Segment Open

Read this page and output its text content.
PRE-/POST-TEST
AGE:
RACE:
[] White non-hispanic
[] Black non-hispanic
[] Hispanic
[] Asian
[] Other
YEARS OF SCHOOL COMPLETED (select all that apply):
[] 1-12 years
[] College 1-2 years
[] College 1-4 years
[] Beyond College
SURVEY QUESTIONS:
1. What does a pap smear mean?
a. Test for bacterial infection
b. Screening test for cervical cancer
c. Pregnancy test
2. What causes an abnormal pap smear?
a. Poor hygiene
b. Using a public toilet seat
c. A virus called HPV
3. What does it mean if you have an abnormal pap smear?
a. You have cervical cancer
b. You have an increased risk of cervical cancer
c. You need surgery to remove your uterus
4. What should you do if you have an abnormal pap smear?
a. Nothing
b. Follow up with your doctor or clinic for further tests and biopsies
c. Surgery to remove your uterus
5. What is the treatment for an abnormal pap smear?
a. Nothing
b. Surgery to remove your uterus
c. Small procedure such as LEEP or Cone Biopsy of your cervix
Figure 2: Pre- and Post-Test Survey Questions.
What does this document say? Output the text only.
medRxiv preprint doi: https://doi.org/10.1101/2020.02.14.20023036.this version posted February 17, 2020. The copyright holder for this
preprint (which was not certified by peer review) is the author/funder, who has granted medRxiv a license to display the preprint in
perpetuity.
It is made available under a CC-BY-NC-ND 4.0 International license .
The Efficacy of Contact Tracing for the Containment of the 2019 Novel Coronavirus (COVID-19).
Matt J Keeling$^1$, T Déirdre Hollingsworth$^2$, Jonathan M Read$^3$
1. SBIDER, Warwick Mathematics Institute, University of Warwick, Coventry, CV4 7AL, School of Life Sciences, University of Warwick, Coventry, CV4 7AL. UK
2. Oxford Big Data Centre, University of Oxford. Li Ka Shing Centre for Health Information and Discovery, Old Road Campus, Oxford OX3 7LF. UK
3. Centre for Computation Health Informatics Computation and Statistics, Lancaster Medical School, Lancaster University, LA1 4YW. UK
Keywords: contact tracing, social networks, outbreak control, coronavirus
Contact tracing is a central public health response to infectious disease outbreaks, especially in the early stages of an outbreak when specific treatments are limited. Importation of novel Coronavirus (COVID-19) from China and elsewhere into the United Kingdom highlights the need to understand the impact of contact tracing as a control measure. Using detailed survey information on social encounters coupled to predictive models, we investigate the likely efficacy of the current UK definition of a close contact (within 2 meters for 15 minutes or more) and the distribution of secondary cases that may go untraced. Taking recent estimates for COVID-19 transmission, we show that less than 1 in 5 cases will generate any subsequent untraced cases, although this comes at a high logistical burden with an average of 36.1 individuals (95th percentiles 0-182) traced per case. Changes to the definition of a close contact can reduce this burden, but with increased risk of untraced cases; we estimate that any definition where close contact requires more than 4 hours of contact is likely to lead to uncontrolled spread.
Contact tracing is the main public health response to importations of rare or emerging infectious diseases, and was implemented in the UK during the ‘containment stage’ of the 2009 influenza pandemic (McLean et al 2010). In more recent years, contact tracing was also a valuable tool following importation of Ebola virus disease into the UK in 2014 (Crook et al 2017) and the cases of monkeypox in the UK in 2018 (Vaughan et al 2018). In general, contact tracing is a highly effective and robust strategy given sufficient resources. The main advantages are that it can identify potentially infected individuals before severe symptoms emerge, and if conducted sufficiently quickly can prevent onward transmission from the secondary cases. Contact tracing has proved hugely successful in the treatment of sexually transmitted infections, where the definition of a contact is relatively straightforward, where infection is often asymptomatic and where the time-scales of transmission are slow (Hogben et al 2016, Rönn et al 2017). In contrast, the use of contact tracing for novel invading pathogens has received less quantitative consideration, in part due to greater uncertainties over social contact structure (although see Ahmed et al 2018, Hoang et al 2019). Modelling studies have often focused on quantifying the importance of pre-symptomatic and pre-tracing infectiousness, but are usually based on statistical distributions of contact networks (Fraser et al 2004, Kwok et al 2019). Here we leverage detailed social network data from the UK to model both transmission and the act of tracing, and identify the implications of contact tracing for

Segment Closed

**PROBLEM REQUIREMENTS:** The reply must repeat all of the records precisely.

**SOLUTION TO THIS TASK:**
Read this page and output its text content.
PRE-/POST-TEST
AGE:
RACE:
[] White non-hispanic
[] Black non-hispanic
[] Hispanic
[] Asian
[] Other
YEARS OF SCHOOL COMPLETED (select all that apply):
[] 1-12 years
[] College 1-2 years
[] College 1-4 years
[] Beyond College
SURVEY QUESTIONS:
1. What does a pap smear mean?
a. Test for bacterial infection
b. Screening test for cervical cancer
c. Pregnancy test
2. What causes an abnormal pap smear?
a. Poor hygiene
b. Using a public toilet seat
c. A virus called HPV
3. What does it mean if you have an abnormal pap smear?
a. You have cervical cancer
b. You have an increased risk of cervical cancer
c. You need surgery to remove your uterus
4. What should you do if you have an abnormal pap smear?
a. Nothing
b. Follow up with your doctor or clinic for further tests and biopsies
c. Surgery to remove your uterus
5. What is the treatment for an abnormal pap smear?
a. Nothing
b. Surgery to remove your uterus
c. Small procedure such as LEEP or Cone Biopsy of your cervix
Figure 2: Pre- and Post-Test Survey Questions.
What does this document say? Output the text only.
medRxiv preprint doi: https://doi.org/10.1101/2020.02.14.20023036.this version posted February 17, 2020. The copyright holder for this
preprint (which was not certified by peer review) is the author/funder, who has granted medRxiv a license to display the preprint in
perpetuity.
It is made available under a CC-BY-NC-ND 4.0 International license .
The Efficacy of Contact Tracing for the Containment of the 2019 Novel Coronavirus (COVID-19).
Matt J Keeling$^1$, T Déirdre Hollingsworth$^2$, Jonathan M Read$^3$
1. SBIDER, Warwick Mathematics Institute, University of Warwick, Coventry, CV4 7AL, School of Life Sciences, University of Warwick, Coventry, CV4 7AL. UK
2. Oxford Big Data Centre, University of Oxford. Li Ka Shing Centre for Health Information and Discovery, Old Road Campus, Oxford OX3 7LF. UK
3. Centre for Computation Health Informatics Computation and Statistics, Lancaster Medical School, Lancaster University, LA1 4YW. UK
Keywords: contact tracing, social networks, outbreak control, coronavirus
Contact tracing is a central public health response to infectious disease outbreaks, especially in the early stages of an outbreak when specific treatments are limited. Importation of novel Coronavirus (COVID-19) from China and elsewhere into the United Kingdom highlights the need to understand the impact of contact tracing as a control measure. Using detailed survey information on social encounters coupled to predictive models, we investigate the likely efficacy of the current UK definition of a close contact (within 2 meters for 15 minutes or more) and the distribution of secondary cases that may go untraced. Taking recent estimates for COVID-19 transmission, we show that less than 1 in 5 cases will generate any subsequent untraced cases, although this comes at a high logistical burden with an average of 36.1 individuals (95th percentiles 0-182) traced per case. Changes to the definition of a close contact can reduce this burden, but with increased risk of untraced cases; we estimate that any definition where close contact requires more than 4 hours of contact is likely to lead to uncontrolled spread.
Contact tracing is the main public health response to importations of rare or emerging infectious diseases, and was implemented in the UK during the ‘containment stage’ of the 2009 influenza pandemic (McLean et al 2010). In more recent years, contact tracing was also a valuable tool following importation of Ebola virus disease into the UK in 2014 (Crook et al 2017) and the cases of monkeypox in the UK in 2018 (Vaughan et al 2018). In general, contact tracing is a highly effective and robust strategy given sufficient resources. The main advantages are that it can identify potentially infected individuals before severe symptoms emerge, and if conducted sufficiently quickly can prevent onward transmission from the secondary cases. Contact tracing has proved hugely successful in the treatment of sexually transmitted infections, where the definition of a contact is relatively straightforward, where infection is often asymptomatic and where the time-scales of transmission are slow (Hogben et al 2016, Rönn et al 2017). In contrast, the use of contact tracing for novel invading pathogens has received less quantitative consideration, in part due to greater uncertainties over social contact structure (although see Ahmed et al 2018, Hoang et al 2019). Modelling studies have often focused on quantifying the importance of pre-symptomatic and pre-tracing infectiousness, but are usually based on statistical distributions of contact networks (Fraser et al 2004, Kwok et al 2019). Here we leverage detailed social network data from the UK to model both transmission and the act of tracing, and identify the implications of contact tracing for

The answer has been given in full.